## Exercise prompt
Show every line that has the string "xlabel" in it.

(Lines of data)
───

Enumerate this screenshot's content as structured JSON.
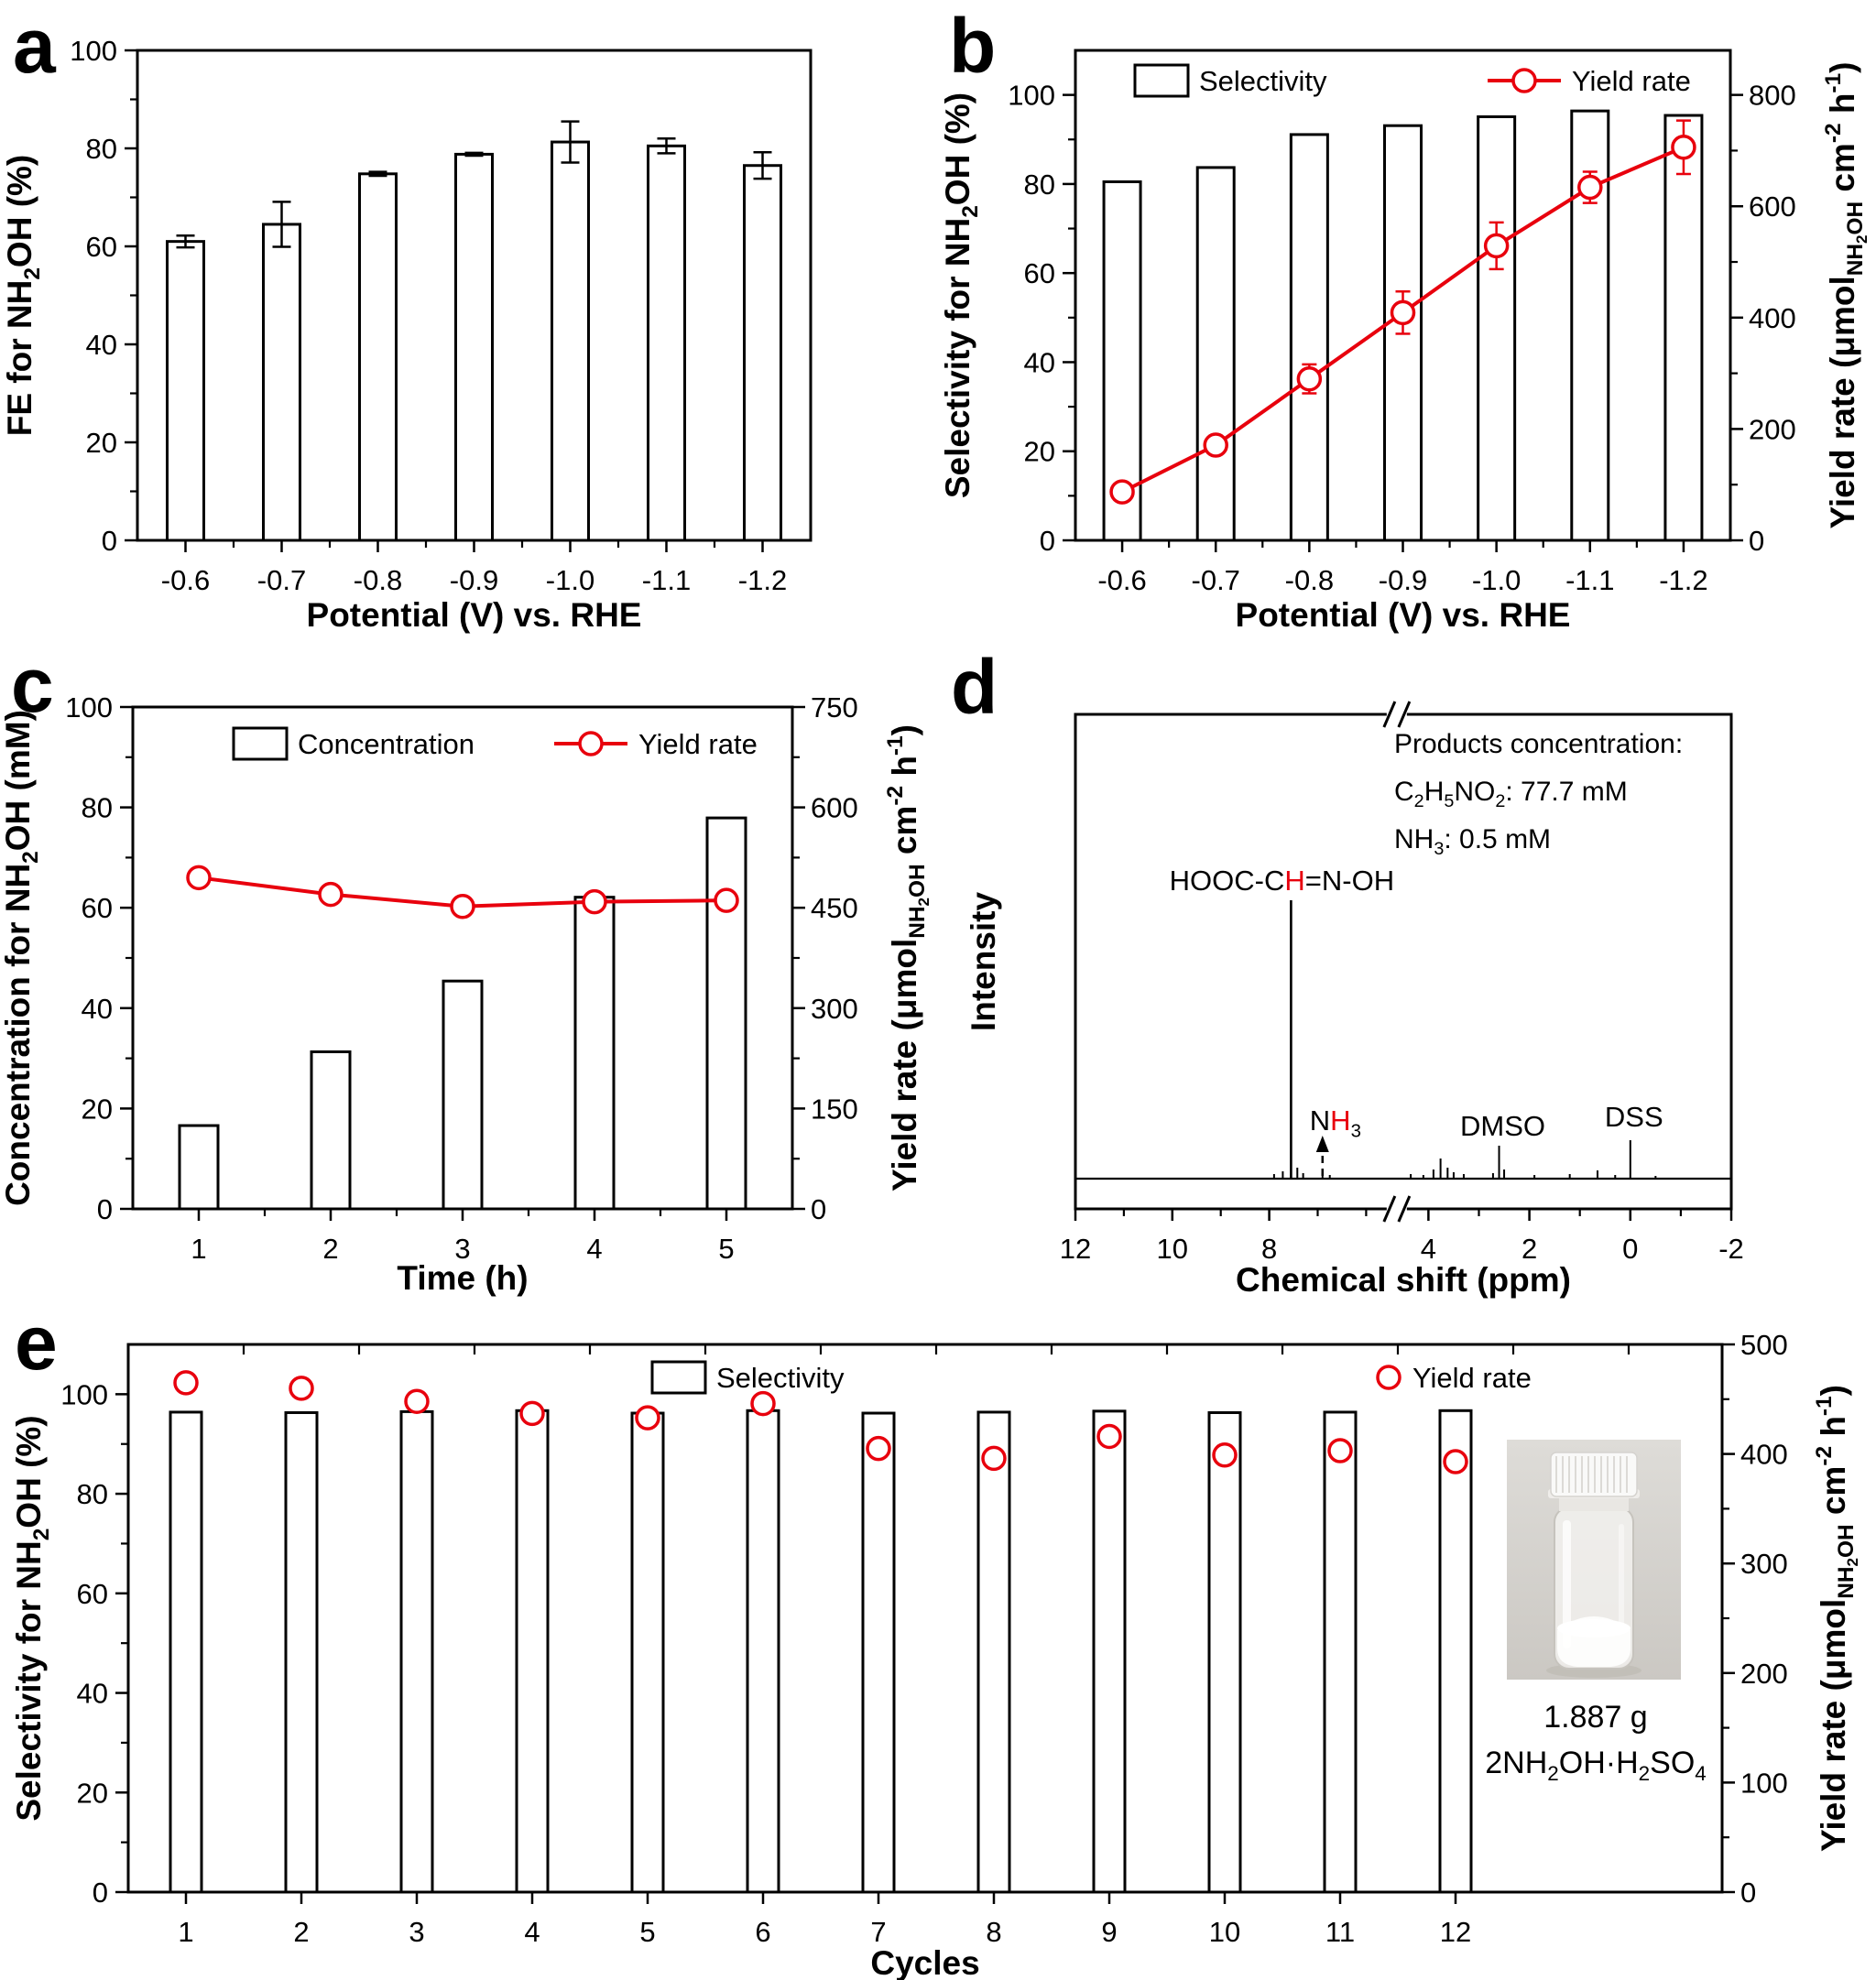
{
  "figure": {
    "background": "#ffffff",
    "black": "#000000",
    "red": "#e8000d",
    "photo_bg_top": "#dedcd8",
    "photo_bg_bottom": "#cbc8c3"
  },
  "chart_data": [
    {
      "panel_letter": "a",
      "type": "bar",
      "xlabel": "Potential (V) vs. RHE",
      "ylabel_segments": [
        {
          "t": "FE for NH"
        },
        {
          "t": "2",
          "style": "sub"
        },
        {
          "t": "OH (%)"
        }
      ],
      "categories": [
        "-0.6",
        "-0.7",
        "-0.8",
        "-0.9",
        "-1.0",
        "-1.1",
        "-1.2"
      ],
      "values": [
        61,
        64.5,
        74.8,
        78.8,
        81.3,
        80.5,
        76.5
      ],
      "errors": [
        1.2,
        4.6,
        0.4,
        0.3,
        4.2,
        1.5,
        2.7
      ],
      "ylim": [
        0,
        100
      ],
      "yticks": [
        0,
        20,
        40,
        60,
        80,
        100
      ],
      "yminor": 10
    },
    {
      "panel_letter": "b",
      "type": "bar+line",
      "xlabel": "Potential (V) vs. RHE",
      "ylabel_segments": [
        {
          "t": "Selectivity for NH"
        },
        {
          "t": "2",
          "style": "sub"
        },
        {
          "t": "OH (%)"
        }
      ],
      "y2label_segments": [
        {
          "t": "Yield rate (μmol"
        },
        {
          "t": "NH",
          "style": "sub"
        },
        {
          "t": "2",
          "style": "subsub"
        },
        {
          "t": "OH",
          "style": "sub"
        },
        {
          "t": " cm"
        },
        {
          "t": "-2",
          "style": "sup"
        },
        {
          "t": " h"
        },
        {
          "t": "-1",
          "style": "sup"
        },
        {
          "t": ")"
        }
      ],
      "categories": [
        "-0.6",
        "-0.7",
        "-0.8",
        "-0.9",
        "-1.0",
        "-1.1",
        "-1.2"
      ],
      "legend": [
        {
          "label": "Selectivity",
          "marker": "bar"
        },
        {
          "label": "Yield rate",
          "marker": "line"
        }
      ],
      "bars": [
        80.5,
        83.7,
        91.1,
        93.1,
        95.1,
        96.4,
        95.4
      ],
      "line": [
        87,
        171,
        290,
        409,
        529,
        634,
        706
      ],
      "line_errors": [
        12,
        16,
        26,
        38,
        42,
        28,
        48
      ],
      "ylim": [
        0,
        110
      ],
      "yticks": [
        0,
        20,
        40,
        60,
        80,
        100
      ],
      "yminor": 10,
      "y2lim": [
        0,
        880
      ],
      "y2ticks": [
        0,
        200,
        400,
        600,
        800
      ],
      "y2minor": 100
    },
    {
      "panel_letter": "c",
      "type": "bar+line",
      "xlabel": "Time (h)",
      "ylabel_segments": [
        {
          "t": "Concentration for NH"
        },
        {
          "t": "2",
          "style": "sub"
        },
        {
          "t": "OH (mM)"
        }
      ],
      "y2label_segments": [
        {
          "t": "Yield rate (μmol"
        },
        {
          "t": "NH",
          "style": "sub"
        },
        {
          "t": "2",
          "style": "subsub"
        },
        {
          "t": "OH",
          "style": "sub"
        },
        {
          "t": " cm"
        },
        {
          "t": "-2",
          "style": "sup"
        },
        {
          "t": " h"
        },
        {
          "t": "-1",
          "style": "sup"
        },
        {
          "t": ")"
        }
      ],
      "categories": [
        "1",
        "2",
        "3",
        "4",
        "5"
      ],
      "legend": [
        {
          "label": "Concentration",
          "marker": "bar"
        },
        {
          "label": "Yield rate",
          "marker": "line"
        }
      ],
      "bars": [
        16.6,
        31.3,
        45.4,
        62.1,
        77.9
      ],
      "line": [
        495,
        470,
        452,
        459,
        461
      ],
      "line_errors": [
        0,
        0,
        0,
        0,
        0
      ],
      "ylim": [
        0,
        100
      ],
      "yticks": [
        0,
        20,
        40,
        60,
        80,
        100
      ],
      "yminor": 10,
      "y2lim": [
        0,
        750
      ],
      "y2ticks": [
        0,
        150,
        300,
        450,
        600,
        750
      ],
      "y2minor": 75
    },
    {
      "panel_letter": "d",
      "type": "nmr",
      "xlabel": "Chemical shift (ppm)",
      "ylabel": "Intensity",
      "xticks_left": [
        12,
        10,
        8
      ],
      "xminor_left": [
        11,
        9,
        7,
        6
      ],
      "xticks_right": [
        4,
        2,
        0,
        -2
      ],
      "xminor_right": [
        3,
        1,
        -1
      ],
      "axis_break": {
        "left_ppm_end": 5.5,
        "right_ppm_start": 4.5
      },
      "annotation_lines": [
        [
          {
            "t": "Products  concentration:"
          }
        ],
        [
          {
            "t": "C"
          },
          {
            "t": "2",
            "style": "sub"
          },
          {
            "t": "H"
          },
          {
            "t": "5",
            "style": "sub"
          },
          {
            "t": "NO"
          },
          {
            "t": "2",
            "style": "sub"
          },
          {
            "t": ": 77.7 mM"
          }
        ],
        [
          {
            "t": "NH"
          },
          {
            "t": "3",
            "style": "sub"
          },
          {
            "t": ": 0.5 mM"
          }
        ]
      ],
      "peak_label_segments": [
        {
          "t": "HOOC-C"
        },
        {
          "t": "H",
          "color": "#e8000d"
        },
        {
          "t": "=N-OH"
        }
      ],
      "nh3_label_segments": [
        {
          "t": "N"
        },
        {
          "t": "H",
          "color": "#e8000d"
        },
        {
          "t": "3",
          "style": "sub"
        }
      ],
      "dmso_label": "DMSO",
      "dss_label": "DSS",
      "main_peak_ppm": 7.55,
      "arrow_ppm": 6.9,
      "dmso_ppm": 2.6,
      "dss_ppm": 0,
      "peaks": [
        [
          7.9,
          5
        ],
        [
          7.72,
          8
        ],
        [
          7.55,
          304
        ],
        [
          7.42,
          12
        ],
        [
          7.3,
          6
        ],
        [
          6.9,
          6
        ],
        [
          6.75,
          4
        ],
        [
          4.35,
          5
        ],
        [
          4.1,
          4
        ],
        [
          3.9,
          10
        ],
        [
          3.76,
          22
        ],
        [
          3.62,
          12
        ],
        [
          3.5,
          7
        ],
        [
          3.3,
          5
        ],
        [
          2.72,
          6
        ],
        [
          2.6,
          36
        ],
        [
          2.5,
          10
        ],
        [
          1.9,
          4
        ],
        [
          1.2,
          5
        ],
        [
          0.65,
          9
        ],
        [
          0.3,
          4
        ],
        [
          0,
          42
        ],
        [
          -0.5,
          3
        ]
      ]
    },
    {
      "panel_letter": "e",
      "type": "bar+scatter",
      "xlabel": "Cycles",
      "ylabel_segments": [
        {
          "t": "Selectivity for NH"
        },
        {
          "t": "2",
          "style": "sub"
        },
        {
          "t": "OH (%)"
        }
      ],
      "y2label_segments": [
        {
          "t": "Yield rate (μmol"
        },
        {
          "t": "NH",
          "style": "sub"
        },
        {
          "t": "2",
          "style": "subsub"
        },
        {
          "t": "OH",
          "style": "sub"
        },
        {
          "t": " cm"
        },
        {
          "t": "-2",
          "style": "sup"
        },
        {
          "t": " h"
        },
        {
          "t": "-1",
          "style": "sup"
        },
        {
          "t": ")"
        }
      ],
      "categories": [
        "1",
        "2",
        "3",
        "4",
        "5",
        "6",
        "7",
        "8",
        "9",
        "10",
        "11",
        "12"
      ],
      "legend": [
        {
          "label": "Selectivity",
          "marker": "bar"
        },
        {
          "label": "Yield rate",
          "marker": "scatter"
        }
      ],
      "bars": [
        96.4,
        96.3,
        96.5,
        96.7,
        96.2,
        96.7,
        96.2,
        96.4,
        96.6,
        96.3,
        96.4,
        96.7
      ],
      "scatter": [
        465,
        460,
        448,
        437,
        433,
        446,
        405,
        396,
        416,
        399,
        403,
        393
      ],
      "ylim": [
        0,
        110
      ],
      "yticks": [
        0,
        20,
        40,
        60,
        80,
        100
      ],
      "yminor": 10,
      "y2lim": [
        0,
        500
      ],
      "y2ticks": [
        0,
        100,
        200,
        300,
        400,
        500
      ],
      "y2minor": 50,
      "inset": {
        "caption1": "1.887 g",
        "caption2_segments": [
          {
            "t": "2NH"
          },
          {
            "t": "2",
            "style": "sub"
          },
          {
            "t": "OH·H"
          },
          {
            "t": "2",
            "style": "sub"
          },
          {
            "t": "SO"
          },
          {
            "t": "4",
            "style": "sub"
          }
        ]
      }
    }
  ]
}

───

## Exercise response
      "xlabel": "Potential (V) vs. RHE",
      "xlabel": "Potential (V) vs. RHE",
      "xlabel": "Time (h)",
      "xlabel": "Chemical shift (ppm)",
      "xlabel": "Cycles",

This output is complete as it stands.